PROVIDED ENTRIES
....

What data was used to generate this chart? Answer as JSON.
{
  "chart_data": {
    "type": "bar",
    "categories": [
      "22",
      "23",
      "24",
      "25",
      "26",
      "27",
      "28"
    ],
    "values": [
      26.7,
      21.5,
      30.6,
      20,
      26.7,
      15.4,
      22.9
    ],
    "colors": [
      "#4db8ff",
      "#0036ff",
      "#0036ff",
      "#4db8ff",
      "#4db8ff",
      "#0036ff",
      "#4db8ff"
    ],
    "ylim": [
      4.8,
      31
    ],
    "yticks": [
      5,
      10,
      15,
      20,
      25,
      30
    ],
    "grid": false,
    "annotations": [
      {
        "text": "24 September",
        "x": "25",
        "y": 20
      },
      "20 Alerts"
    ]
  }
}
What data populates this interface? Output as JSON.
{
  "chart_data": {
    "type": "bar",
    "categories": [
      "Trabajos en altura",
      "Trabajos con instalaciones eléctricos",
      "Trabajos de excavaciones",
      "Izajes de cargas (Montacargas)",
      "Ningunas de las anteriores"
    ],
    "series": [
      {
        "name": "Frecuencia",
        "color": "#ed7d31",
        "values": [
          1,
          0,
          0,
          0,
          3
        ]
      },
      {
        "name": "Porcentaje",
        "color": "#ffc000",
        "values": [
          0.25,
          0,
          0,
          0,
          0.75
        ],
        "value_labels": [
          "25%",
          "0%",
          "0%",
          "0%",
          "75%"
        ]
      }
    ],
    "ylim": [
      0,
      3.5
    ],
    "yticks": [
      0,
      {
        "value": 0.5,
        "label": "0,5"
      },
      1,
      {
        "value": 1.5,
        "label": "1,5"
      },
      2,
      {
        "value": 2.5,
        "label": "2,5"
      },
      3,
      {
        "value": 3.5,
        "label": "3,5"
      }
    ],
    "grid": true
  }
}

....

Scan the data for the word "JSON" and copy every line where it shows up.

WRITTEN SOLUTION
What data was used to generate this chart? Answer as JSON.
What data populates this interface? Output as JSON.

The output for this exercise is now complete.